INSTRUCTION: Could you write out every entry exactly as it stands?

(Extracted data entries)
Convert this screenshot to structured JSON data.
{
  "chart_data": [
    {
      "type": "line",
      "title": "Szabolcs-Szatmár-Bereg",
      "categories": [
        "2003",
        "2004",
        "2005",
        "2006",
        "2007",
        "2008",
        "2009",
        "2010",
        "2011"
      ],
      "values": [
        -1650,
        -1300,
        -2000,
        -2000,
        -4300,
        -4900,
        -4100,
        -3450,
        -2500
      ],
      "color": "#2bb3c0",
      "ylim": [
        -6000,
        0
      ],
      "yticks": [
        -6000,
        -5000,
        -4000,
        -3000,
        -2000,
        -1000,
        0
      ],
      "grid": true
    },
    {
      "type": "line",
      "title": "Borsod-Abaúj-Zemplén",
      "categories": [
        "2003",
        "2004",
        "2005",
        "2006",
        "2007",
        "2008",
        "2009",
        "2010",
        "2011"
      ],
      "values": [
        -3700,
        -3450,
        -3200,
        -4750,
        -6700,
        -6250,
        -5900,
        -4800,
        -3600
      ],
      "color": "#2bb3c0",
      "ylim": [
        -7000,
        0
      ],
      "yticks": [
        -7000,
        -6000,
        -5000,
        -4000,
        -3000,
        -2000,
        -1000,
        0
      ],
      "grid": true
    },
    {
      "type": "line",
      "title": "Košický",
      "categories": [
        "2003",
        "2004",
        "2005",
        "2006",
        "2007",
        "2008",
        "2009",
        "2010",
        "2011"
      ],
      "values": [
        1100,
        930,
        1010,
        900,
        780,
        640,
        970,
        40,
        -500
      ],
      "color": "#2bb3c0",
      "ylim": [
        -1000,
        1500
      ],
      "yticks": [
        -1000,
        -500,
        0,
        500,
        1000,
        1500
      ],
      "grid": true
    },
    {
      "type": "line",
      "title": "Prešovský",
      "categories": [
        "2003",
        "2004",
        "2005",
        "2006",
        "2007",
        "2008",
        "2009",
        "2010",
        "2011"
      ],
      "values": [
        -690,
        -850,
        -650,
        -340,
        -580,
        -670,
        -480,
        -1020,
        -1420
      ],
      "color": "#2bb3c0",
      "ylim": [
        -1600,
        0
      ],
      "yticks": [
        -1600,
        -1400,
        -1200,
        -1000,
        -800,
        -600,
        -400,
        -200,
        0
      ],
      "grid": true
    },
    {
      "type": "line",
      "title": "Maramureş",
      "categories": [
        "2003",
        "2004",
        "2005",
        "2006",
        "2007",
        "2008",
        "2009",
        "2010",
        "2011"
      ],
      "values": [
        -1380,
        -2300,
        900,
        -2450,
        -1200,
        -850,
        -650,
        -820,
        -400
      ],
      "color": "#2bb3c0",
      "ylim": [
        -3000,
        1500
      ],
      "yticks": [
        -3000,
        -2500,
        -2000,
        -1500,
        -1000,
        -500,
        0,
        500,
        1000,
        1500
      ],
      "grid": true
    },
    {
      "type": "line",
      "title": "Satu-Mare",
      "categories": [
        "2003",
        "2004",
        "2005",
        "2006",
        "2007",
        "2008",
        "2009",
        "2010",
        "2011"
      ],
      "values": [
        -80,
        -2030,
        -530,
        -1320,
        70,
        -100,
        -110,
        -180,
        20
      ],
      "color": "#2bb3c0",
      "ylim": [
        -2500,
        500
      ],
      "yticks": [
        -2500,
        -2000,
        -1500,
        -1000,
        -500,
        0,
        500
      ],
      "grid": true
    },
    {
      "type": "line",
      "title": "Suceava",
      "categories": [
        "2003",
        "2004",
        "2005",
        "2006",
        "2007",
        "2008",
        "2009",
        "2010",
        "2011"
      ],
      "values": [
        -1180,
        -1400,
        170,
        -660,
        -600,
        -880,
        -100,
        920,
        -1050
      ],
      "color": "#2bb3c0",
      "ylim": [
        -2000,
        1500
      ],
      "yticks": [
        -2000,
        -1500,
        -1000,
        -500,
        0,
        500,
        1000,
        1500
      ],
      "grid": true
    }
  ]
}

FULL OUTPUT:
Convert this screenshot to structured JSON data.
{
  "chart_data": [
    {
      "type": "line",
      "title": "Szabolcs-Szatmár-Bereg",
      "categories": [
        "2003",
        "2004",
        "2005",
        "2006",
        "2007",
        "2008",
        "2009",
        "2010",
        "2011"
      ],
      "values": [
        -1650,
        -1300,
        -2000,
        -2000,
        -4300,
        -4900,
        -4100,
        -3450,
        -2500
      ],
      "color": "#2bb3c0",
      "ylim": [
        -6000,
        0
      ],
      "yticks": [
        -6000,
        -5000,
        -4000,
        -3000,
        -2000,
        -1000,
        0
      ],
      "grid": true
    },
    {
      "type": "line",
      "title": "Borsod-Abaúj-Zemplén",
      "categories": [
        "2003",
        "2004",
        "2005",
        "2006",
        "2007",
        "2008",
        "2009",
        "2010",
        "2011"
      ],
      "values": [
        -3700,
        -3450,
        -3200,
        -4750,
        -6700,
        -6250,
        -5900,
        -4800,
        -3600
      ],
      "color": "#2bb3c0",
      "ylim": [
        -7000,
        0
      ],
      "yticks": [
        -7000,
        -6000,
        -5000,
        -4000,
        -3000,
        -2000,
        -1000,
        0
      ],
      "grid": true
    },
    {
      "type": "line",
      "title": "Košický",
      "categories": [
        "2003",
        "2004",
        "2005",
        "2006",
        "2007",
        "2008",
        "2009",
        "2010",
        "2011"
      ],
      "values": [
        1100,
        930,
        1010,
        900,
        780,
        640,
        970,
        40,
        -500
      ],
      "color": "#2bb3c0",
      "ylim": [
        -1000,
        1500
      ],
      "yticks": [
        -1000,
        -500,
        0,
        500,
        1000,
        1500
      ],
      "grid": true
    },
    {
      "type": "line",
      "title": "Prešovský",
      "categories": [
        "2003",
        "2004",
        "2005",
        "2006",
        "2007",
        "2008",
        "2009",
        "2010",
        "2011"
      ],
      "values": [
        -690,
        -850,
        -650,
        -340,
        -580,
        -670,
        -480,
        -1020,
        -1420
      ],
      "color": "#2bb3c0",
      "ylim": [
        -1600,
        0
      ],
      "yticks": [
        -1600,
        -1400,
        -1200,
        -1000,
        -800,
        -600,
        -400,
        -200,
        0
      ],
      "grid": true
    },
    {
      "type": "line",
      "title": "Maramureş",
      "categories": [
        "2003",
        "2004",
        "2005",
        "2006",
        "2007",
        "2008",
        "2009",
        "2010",
        "2011"
      ],
      "values": [
        -1380,
        -2300,
        900,
        -2450,
        -1200,
        -850,
        -650,
        -820,
        -400
      ],
      "color": "#2bb3c0",
      "ylim": [
        -3000,
        1500
      ],
      "yticks": [
        -3000,
        -2500,
        -2000,
        -1500,
        -1000,
        -500,
        0,
        500,
        1000,
        1500
      ],
      "grid": true
    },
    {
      "type": "line",
      "title": "Satu-Mare",
      "categories": [
        "2003",
        "2004",
        "2005",
        "2006",
        "2007",
        "2008",
        "2009",
        "2010",
        "2011"
      ],
      "values": [
        -80,
        -2030,
        -530,
        -1320,
        70,
        -100,
        -110,
        -180,
        20
      ],
      "color": "#2bb3c0",
      "ylim": [
        -2500,
        500
      ],
      "yticks": [
        -2500,
        -2000,
        -1500,
        -1000,
        -500,
        0,
        500
      ],
      "grid": true
    },
    {
      "type": "line",
      "title": "Suceava",
      "categories": [
        "2003",
        "2004",
        "2005",
        "2006",
        "2007",
        "2008",
        "2009",
        "2010",
        "2011"
      ],
      "values": [
        -1180,
        -1400,
        170,
        -660,
        -600,
        -880,
        -100,
        920,
        -1050
      ],
      "color": "#2bb3c0",
      "ylim": [
        -2000,
        1500
      ],
      "yticks": [
        -2000,
        -1500,
        -1000,
        -500,
        0,
        500,
        1000,
        1500
      ],
      "grid": true
    }
  ]
}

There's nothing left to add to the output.